_What is expected_
Please find each row below that contains the string "elements" with matching case, and copy every such row in full.

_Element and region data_
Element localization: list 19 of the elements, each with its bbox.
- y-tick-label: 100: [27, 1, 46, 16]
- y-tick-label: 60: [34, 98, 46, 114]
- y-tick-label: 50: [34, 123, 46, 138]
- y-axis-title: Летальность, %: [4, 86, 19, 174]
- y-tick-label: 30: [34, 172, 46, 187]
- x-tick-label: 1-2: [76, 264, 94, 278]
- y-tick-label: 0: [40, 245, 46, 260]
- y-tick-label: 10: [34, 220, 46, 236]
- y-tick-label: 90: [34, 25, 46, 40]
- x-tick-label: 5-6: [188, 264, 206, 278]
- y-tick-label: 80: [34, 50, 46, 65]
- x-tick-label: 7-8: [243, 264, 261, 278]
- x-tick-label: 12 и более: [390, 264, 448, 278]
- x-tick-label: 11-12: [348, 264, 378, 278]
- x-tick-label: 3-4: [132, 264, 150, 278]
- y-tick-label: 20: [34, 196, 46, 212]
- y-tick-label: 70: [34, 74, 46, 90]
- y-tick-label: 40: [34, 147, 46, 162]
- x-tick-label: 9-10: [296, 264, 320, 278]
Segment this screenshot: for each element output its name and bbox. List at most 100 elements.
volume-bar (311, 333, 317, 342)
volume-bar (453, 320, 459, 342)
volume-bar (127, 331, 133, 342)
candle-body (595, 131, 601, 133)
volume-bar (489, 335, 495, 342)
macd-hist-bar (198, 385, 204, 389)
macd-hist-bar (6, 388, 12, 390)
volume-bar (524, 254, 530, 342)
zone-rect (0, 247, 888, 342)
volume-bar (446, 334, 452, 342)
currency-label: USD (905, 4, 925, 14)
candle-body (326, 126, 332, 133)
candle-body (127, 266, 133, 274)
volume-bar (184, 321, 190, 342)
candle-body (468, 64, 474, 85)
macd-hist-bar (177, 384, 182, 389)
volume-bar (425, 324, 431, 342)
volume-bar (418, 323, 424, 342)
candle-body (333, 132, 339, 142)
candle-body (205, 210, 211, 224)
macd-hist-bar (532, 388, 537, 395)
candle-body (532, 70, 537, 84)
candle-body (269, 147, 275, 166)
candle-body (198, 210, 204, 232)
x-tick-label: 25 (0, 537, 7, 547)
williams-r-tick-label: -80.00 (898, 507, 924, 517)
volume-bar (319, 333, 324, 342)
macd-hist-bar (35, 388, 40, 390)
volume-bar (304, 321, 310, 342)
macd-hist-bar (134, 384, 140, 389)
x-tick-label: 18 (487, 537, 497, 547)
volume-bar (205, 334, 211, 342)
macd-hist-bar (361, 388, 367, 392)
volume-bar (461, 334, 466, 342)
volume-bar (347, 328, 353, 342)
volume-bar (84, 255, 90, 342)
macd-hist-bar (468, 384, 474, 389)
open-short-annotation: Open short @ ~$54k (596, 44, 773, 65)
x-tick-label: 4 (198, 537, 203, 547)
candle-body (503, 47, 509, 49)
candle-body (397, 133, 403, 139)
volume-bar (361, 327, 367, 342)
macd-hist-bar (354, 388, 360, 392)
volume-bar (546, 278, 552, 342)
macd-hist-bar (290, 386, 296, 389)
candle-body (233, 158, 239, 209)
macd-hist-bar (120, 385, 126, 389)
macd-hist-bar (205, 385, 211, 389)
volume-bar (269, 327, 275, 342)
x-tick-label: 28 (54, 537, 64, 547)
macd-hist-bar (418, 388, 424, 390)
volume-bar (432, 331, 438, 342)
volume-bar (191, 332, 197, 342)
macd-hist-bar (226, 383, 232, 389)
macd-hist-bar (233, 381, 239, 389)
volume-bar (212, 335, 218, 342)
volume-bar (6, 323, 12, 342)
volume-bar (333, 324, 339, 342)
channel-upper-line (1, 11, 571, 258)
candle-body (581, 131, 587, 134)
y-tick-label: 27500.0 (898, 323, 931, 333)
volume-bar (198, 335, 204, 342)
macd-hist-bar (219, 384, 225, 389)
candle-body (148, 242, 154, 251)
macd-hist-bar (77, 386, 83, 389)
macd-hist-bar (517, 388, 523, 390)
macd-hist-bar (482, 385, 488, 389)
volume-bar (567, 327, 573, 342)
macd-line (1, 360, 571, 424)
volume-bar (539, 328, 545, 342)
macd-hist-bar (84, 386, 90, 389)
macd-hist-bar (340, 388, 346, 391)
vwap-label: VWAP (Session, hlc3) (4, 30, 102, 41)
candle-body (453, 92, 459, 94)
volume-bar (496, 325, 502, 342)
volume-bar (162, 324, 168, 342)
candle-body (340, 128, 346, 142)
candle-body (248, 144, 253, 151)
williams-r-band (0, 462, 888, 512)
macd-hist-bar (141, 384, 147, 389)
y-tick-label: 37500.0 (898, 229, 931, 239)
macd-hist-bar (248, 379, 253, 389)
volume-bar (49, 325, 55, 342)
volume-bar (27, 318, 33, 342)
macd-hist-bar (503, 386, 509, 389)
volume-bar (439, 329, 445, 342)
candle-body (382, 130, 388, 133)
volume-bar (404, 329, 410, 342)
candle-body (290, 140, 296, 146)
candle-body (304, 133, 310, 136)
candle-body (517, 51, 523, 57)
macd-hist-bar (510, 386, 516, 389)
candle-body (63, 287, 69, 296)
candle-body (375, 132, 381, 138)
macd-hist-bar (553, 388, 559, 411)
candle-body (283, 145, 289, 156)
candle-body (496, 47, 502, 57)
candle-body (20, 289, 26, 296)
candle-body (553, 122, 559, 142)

_Result of the exercise_
Element localization: list 19 of the elements, each with its bbox.
Segment this screenshot: for each element output its name and bbox. List at most 100 elements.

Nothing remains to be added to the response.